■ **Records supplied**:

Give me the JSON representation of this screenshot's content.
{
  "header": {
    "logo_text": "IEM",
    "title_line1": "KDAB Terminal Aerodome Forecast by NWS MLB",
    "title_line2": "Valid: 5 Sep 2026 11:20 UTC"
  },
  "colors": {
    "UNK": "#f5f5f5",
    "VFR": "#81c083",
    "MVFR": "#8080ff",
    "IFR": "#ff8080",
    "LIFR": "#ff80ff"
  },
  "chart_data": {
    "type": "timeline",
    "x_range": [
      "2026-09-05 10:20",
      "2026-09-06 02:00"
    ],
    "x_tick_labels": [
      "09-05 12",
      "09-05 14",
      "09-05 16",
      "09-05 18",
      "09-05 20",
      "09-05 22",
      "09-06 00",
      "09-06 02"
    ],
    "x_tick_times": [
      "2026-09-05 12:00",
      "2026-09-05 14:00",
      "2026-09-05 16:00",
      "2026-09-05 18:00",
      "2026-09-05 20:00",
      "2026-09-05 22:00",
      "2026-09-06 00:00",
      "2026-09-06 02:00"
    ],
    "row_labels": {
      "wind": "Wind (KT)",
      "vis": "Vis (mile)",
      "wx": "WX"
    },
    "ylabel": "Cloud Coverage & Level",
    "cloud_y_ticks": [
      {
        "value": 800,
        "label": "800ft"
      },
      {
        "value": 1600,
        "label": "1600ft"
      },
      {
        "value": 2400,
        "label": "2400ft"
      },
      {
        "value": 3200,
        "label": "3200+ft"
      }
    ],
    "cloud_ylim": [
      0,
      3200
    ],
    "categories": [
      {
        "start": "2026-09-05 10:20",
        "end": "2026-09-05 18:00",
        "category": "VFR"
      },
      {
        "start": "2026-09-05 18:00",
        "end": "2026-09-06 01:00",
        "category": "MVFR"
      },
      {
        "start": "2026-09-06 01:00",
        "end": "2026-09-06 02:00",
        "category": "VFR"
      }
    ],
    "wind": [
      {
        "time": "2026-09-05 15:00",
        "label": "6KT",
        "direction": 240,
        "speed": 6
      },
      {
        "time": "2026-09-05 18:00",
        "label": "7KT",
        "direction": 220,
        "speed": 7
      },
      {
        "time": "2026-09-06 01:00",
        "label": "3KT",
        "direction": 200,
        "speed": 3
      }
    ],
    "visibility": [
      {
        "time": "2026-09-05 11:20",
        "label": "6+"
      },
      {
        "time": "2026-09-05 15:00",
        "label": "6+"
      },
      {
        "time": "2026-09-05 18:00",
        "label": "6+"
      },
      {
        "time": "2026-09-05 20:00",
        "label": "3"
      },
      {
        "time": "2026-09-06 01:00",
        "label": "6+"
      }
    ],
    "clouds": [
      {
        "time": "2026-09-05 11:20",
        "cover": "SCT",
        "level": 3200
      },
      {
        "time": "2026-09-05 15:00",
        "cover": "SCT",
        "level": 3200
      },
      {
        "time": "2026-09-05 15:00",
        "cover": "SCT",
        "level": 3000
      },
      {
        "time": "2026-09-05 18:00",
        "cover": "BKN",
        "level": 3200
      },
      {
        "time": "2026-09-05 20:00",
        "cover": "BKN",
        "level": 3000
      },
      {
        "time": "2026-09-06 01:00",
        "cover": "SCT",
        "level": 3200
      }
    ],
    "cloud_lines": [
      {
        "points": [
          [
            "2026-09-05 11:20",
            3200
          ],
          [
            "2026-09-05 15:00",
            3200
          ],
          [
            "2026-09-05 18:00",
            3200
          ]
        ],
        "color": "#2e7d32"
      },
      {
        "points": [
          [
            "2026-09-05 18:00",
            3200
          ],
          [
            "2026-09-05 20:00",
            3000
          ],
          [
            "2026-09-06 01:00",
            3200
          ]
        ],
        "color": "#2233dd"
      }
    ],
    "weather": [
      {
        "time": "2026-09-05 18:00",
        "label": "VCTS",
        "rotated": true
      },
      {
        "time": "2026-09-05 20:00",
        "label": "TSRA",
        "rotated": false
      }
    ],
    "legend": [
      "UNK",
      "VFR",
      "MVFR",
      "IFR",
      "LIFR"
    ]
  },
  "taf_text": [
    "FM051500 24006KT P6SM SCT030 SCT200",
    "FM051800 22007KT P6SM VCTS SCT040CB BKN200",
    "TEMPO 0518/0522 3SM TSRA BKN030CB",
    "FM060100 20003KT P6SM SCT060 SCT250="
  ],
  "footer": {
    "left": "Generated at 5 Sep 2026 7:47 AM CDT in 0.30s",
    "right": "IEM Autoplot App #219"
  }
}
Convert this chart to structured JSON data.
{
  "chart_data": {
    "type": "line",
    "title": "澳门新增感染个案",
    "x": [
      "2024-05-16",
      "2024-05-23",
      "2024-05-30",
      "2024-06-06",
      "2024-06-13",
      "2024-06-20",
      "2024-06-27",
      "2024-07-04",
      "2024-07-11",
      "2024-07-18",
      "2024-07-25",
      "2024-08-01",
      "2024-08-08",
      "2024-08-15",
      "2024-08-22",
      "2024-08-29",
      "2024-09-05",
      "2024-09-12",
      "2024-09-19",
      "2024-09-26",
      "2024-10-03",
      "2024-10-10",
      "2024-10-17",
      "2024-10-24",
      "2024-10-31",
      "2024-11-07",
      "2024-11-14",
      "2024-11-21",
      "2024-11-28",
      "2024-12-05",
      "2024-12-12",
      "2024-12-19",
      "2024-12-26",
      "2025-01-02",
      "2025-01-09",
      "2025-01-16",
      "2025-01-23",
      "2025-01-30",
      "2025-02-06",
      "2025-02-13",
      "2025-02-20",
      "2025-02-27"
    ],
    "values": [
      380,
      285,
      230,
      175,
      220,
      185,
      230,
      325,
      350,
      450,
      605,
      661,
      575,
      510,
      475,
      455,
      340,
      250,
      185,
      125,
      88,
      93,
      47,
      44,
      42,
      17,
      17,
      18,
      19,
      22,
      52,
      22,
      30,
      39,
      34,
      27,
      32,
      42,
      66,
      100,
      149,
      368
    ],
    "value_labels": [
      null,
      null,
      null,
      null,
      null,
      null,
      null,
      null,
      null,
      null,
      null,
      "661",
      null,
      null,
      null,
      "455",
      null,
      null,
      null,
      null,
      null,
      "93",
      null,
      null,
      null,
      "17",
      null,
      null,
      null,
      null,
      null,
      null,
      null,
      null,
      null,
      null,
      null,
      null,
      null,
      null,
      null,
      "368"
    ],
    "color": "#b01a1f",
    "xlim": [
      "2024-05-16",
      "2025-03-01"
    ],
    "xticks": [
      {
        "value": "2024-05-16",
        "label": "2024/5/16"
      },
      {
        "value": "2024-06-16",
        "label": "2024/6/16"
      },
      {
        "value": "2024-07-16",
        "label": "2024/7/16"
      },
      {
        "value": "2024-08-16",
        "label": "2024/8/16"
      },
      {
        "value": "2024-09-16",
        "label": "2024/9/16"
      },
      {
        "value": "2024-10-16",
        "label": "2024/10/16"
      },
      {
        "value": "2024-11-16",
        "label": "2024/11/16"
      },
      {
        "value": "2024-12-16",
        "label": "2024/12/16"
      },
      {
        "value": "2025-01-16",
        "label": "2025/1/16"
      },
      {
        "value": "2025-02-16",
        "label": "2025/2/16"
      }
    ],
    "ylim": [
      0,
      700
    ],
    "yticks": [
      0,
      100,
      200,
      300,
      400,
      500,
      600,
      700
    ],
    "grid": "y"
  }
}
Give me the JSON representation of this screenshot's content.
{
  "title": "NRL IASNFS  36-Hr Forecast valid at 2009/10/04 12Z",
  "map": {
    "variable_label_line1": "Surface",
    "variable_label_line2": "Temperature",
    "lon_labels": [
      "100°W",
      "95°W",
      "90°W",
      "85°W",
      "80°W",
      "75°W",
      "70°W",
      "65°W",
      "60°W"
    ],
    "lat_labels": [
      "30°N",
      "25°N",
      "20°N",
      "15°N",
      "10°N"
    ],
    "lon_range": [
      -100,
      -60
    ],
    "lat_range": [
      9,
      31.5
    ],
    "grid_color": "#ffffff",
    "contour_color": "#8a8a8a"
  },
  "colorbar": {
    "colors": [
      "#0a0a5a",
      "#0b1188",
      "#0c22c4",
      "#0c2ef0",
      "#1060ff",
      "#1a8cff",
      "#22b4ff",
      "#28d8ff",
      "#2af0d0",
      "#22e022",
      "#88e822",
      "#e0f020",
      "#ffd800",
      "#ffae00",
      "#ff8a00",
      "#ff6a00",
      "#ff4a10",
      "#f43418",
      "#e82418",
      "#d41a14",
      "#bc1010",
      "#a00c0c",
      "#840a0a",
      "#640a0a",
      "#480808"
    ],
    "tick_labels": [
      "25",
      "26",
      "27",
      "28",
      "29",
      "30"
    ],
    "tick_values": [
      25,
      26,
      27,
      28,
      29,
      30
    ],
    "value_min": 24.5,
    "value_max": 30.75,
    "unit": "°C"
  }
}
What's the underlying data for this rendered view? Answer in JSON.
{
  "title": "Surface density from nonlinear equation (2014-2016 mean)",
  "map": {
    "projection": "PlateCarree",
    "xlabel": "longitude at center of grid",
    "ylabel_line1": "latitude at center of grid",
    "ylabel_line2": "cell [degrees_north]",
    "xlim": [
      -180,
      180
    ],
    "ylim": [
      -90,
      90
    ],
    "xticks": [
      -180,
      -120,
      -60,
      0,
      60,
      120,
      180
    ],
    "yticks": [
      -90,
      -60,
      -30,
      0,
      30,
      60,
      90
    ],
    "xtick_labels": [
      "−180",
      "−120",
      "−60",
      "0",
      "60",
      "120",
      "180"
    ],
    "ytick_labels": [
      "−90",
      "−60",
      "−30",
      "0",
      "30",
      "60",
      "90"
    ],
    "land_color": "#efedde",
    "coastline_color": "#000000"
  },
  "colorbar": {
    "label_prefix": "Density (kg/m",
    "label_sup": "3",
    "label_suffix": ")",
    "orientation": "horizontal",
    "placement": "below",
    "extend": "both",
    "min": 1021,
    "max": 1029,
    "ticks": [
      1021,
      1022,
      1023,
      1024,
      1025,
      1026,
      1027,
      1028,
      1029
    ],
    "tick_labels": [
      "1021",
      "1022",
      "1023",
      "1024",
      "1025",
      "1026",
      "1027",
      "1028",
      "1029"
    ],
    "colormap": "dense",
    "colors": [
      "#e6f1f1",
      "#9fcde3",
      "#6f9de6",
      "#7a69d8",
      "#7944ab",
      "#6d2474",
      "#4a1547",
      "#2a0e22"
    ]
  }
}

■ **Request**:
In the listing, find each line with the string "direction" and copy it.

■ **Full output**:
        "direction": 240,
        "direction": 220,
        "direction": 200,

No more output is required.